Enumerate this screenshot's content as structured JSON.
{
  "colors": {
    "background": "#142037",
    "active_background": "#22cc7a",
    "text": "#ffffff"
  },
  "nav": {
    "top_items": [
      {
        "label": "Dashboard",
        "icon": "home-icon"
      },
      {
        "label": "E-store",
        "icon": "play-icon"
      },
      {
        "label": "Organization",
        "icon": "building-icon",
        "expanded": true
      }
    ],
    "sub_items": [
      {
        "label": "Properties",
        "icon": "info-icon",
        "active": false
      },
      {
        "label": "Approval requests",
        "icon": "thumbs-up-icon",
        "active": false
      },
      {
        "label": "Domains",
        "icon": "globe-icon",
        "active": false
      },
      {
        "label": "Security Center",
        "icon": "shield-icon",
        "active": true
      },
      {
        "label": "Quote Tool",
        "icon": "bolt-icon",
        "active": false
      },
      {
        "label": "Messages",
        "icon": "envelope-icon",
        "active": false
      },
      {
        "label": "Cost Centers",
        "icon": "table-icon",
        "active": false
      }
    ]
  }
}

....

WHAT IS BEING ASKED:
Transcribe all entries exactly as they are given.

RESULT OF THE EXERCISE:
Enumerate this screenshot's content as structured JSON.
{
  "colors": {
    "background": "#142037",
    "active_background": "#22cc7a",
    "text": "#ffffff"
  },
  "nav": {
    "top_items": [
      {
        "label": "Dashboard",
        "icon": "home-icon"
      },
      {
        "label": "E-store",
        "icon": "play-icon"
      },
      {
        "label": "Organization",
        "icon": "building-icon",
        "expanded": true
      }
    ],
    "sub_items": [
      {
        "label": "Properties",
        "icon": "info-icon",
        "active": false
      },
      {
        "label": "Approval requests",
        "icon": "thumbs-up-icon",
        "active": false
      },
      {
        "label": "Domains",
        "icon": "globe-icon",
        "active": false
      },
      {
        "label": "Security Center",
        "icon": "shield-icon",
        "active": true
      },
      {
        "label": "Quote Tool",
        "icon": "bolt-icon",
        "active": false
      },
      {
        "label": "Messages",
        "icon": "envelope-icon",
        "active": false
      },
      {
        "label": "Cost Centers",
        "icon": "table-icon",
        "active": false
      }
    ]
  }
}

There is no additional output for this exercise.